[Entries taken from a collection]

* * * * * * * * *

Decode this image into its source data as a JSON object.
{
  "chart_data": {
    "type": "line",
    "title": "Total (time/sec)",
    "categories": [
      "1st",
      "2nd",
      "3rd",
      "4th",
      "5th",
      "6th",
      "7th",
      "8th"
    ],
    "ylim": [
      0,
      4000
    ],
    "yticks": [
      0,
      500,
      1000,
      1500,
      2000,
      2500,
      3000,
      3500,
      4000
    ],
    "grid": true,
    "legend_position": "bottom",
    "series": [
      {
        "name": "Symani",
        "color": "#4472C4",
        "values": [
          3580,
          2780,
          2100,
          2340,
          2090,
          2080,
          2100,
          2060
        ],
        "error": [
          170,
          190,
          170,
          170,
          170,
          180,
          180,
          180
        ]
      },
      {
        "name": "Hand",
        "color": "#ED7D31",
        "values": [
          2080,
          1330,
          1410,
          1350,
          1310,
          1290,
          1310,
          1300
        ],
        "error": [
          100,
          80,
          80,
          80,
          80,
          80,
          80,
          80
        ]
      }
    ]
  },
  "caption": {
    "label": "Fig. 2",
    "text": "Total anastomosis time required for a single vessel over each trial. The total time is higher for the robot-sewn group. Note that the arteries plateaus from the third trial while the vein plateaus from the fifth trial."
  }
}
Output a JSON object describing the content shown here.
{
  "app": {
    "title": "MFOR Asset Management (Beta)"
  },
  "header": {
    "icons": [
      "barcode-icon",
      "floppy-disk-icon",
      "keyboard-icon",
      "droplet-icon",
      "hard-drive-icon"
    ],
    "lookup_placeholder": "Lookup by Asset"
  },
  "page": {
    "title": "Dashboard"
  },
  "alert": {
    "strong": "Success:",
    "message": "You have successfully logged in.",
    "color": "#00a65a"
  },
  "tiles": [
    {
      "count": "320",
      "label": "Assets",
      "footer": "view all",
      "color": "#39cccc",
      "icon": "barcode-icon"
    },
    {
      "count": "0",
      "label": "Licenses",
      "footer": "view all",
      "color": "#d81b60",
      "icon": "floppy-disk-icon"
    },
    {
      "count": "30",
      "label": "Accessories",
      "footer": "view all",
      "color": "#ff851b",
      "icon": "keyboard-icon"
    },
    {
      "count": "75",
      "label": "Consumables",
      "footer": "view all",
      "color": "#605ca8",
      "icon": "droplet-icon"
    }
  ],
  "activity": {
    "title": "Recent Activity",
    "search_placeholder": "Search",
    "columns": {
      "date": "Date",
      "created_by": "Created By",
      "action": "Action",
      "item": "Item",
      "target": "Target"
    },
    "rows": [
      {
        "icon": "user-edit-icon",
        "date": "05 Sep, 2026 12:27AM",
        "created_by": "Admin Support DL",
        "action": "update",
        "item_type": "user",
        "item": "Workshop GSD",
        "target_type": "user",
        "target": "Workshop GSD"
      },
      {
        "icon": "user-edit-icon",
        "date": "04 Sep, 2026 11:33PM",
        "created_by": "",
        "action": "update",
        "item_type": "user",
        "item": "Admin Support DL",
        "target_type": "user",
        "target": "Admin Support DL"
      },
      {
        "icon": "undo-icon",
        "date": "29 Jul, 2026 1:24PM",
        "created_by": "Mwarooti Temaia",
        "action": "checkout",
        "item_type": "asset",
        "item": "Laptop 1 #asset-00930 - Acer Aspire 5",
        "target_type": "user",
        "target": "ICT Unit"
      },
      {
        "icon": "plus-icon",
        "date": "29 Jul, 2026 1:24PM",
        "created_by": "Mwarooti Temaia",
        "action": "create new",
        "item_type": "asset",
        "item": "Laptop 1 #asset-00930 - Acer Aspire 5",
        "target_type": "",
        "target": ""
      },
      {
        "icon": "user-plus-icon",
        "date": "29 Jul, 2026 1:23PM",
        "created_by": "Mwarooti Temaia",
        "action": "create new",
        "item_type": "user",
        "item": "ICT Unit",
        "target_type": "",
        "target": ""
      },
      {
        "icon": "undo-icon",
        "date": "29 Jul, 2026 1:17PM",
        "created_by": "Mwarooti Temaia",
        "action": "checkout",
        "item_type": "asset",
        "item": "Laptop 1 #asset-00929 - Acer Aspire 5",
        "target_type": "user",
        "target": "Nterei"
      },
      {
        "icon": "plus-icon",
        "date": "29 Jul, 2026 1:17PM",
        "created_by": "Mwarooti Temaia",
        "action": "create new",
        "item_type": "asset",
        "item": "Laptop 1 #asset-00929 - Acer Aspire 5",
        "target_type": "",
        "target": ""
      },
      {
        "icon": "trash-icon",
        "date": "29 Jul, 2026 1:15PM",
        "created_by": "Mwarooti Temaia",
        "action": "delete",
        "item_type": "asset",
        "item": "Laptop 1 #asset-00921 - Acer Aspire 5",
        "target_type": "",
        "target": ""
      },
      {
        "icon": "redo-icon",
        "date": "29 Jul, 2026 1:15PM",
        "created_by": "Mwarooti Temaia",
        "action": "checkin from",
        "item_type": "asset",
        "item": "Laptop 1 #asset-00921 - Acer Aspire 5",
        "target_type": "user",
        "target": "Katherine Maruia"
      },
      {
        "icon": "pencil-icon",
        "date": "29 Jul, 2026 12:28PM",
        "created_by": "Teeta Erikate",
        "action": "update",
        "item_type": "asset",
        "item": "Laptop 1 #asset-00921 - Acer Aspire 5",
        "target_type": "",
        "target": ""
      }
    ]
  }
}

* * * * * * * * *

Work instructions:
Go through the records and copy each line with "floppy" in it.

Answer below:
      "floppy-disk-icon",
      "icon": "floppy-disk-icon"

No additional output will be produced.